# Start of Material shown

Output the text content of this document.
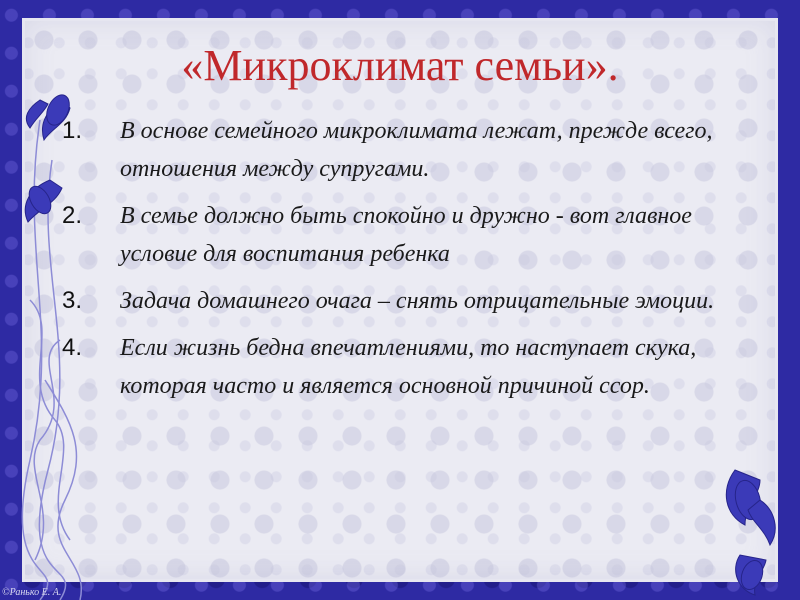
«Микроклимат семьи».
1.	В основе семейного микроклимата лежат, прежде всего, отношения между супругами.
2.	В семье должно быть спокойно и дружно - вот главное условие для воспитания ребенка
3.	Задача домашнего очага – снять отрицательные эмоции.
4.	Если жизнь бедна впечатлениями, то наступает скука, которая часто и является основной причиной ссор.
©Ранько Е. А.
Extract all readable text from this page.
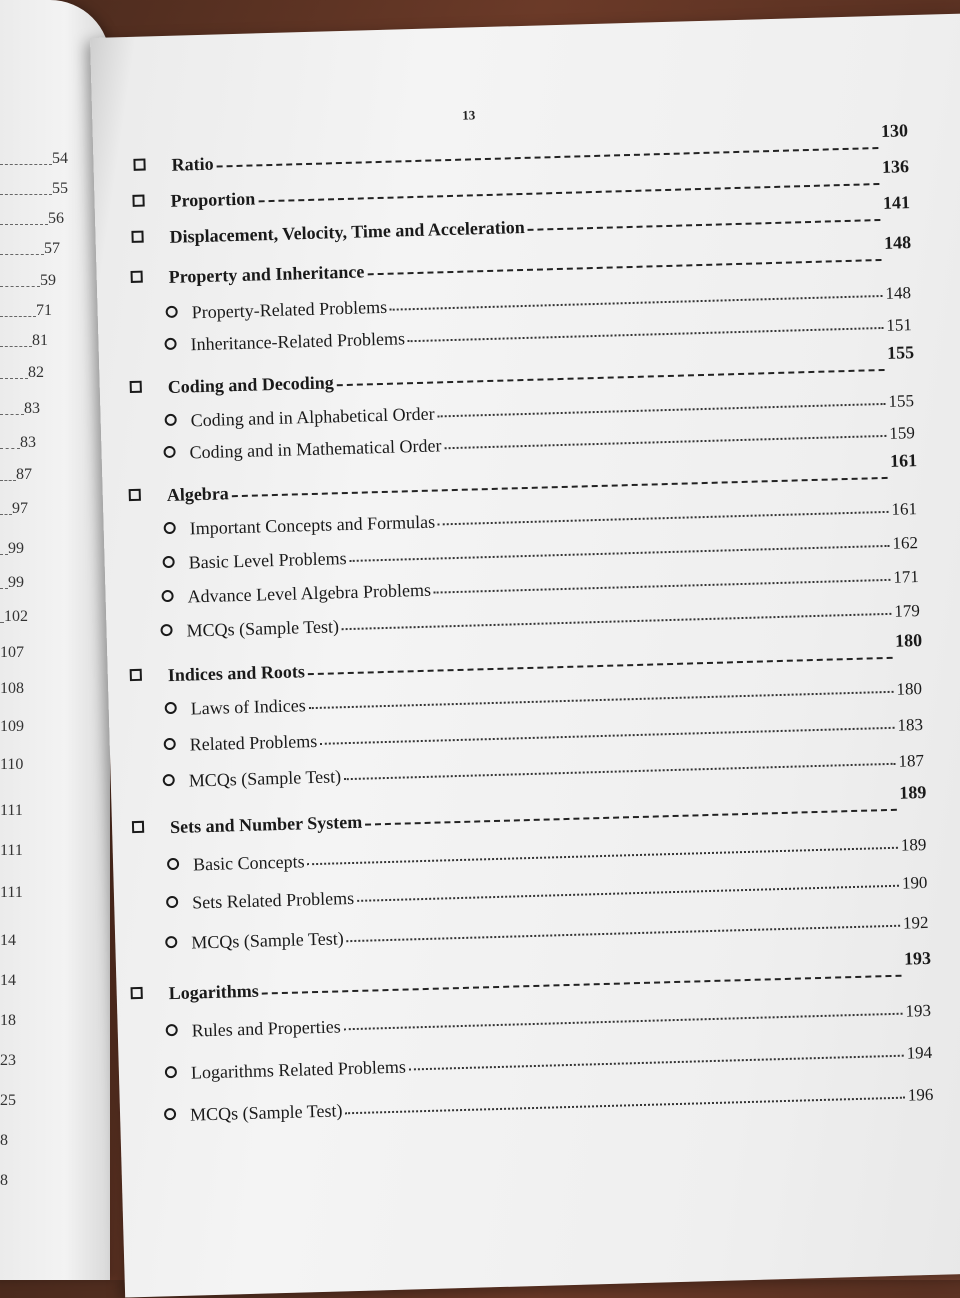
54
55
56
57
59
71
81
82
83
83
87
97
99
99
102
107
108
109
110
111
111
111
14
14
18
23
25
8
8
13
Ratio
130
Proportion
136
Displacement, Velocity, Time and Acceleration
141
Property and Inheritance
148
Property-Related Problems
148
Inheritance-Related Problems
151
Coding and Decoding
155
Coding and in Alphabetical Order
155
Coding and in Mathematical Order
159
Algebra
161
Important Concepts and Formulas
161
Basic Level Problems
162
Advance Level Algebra Problems
171
MCQs (Sample Test)
179
Indices and Roots
180
Laws of Indices
180
Related Problems
183
MCQs (Sample Test)
187
Sets and Number System
189
Basic Concepts
189
Sets Related Problems
190
MCQs (Sample Test)
192
Logarithms
193
Rules and Properties
193
Logarithms Related Problems
194
MCQs (Sample Test)
196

# End of Material shown

> _Short task_
Say how many lines in the entries contain the string "Logarithms", and leave out everything else.

> _Completed task_
2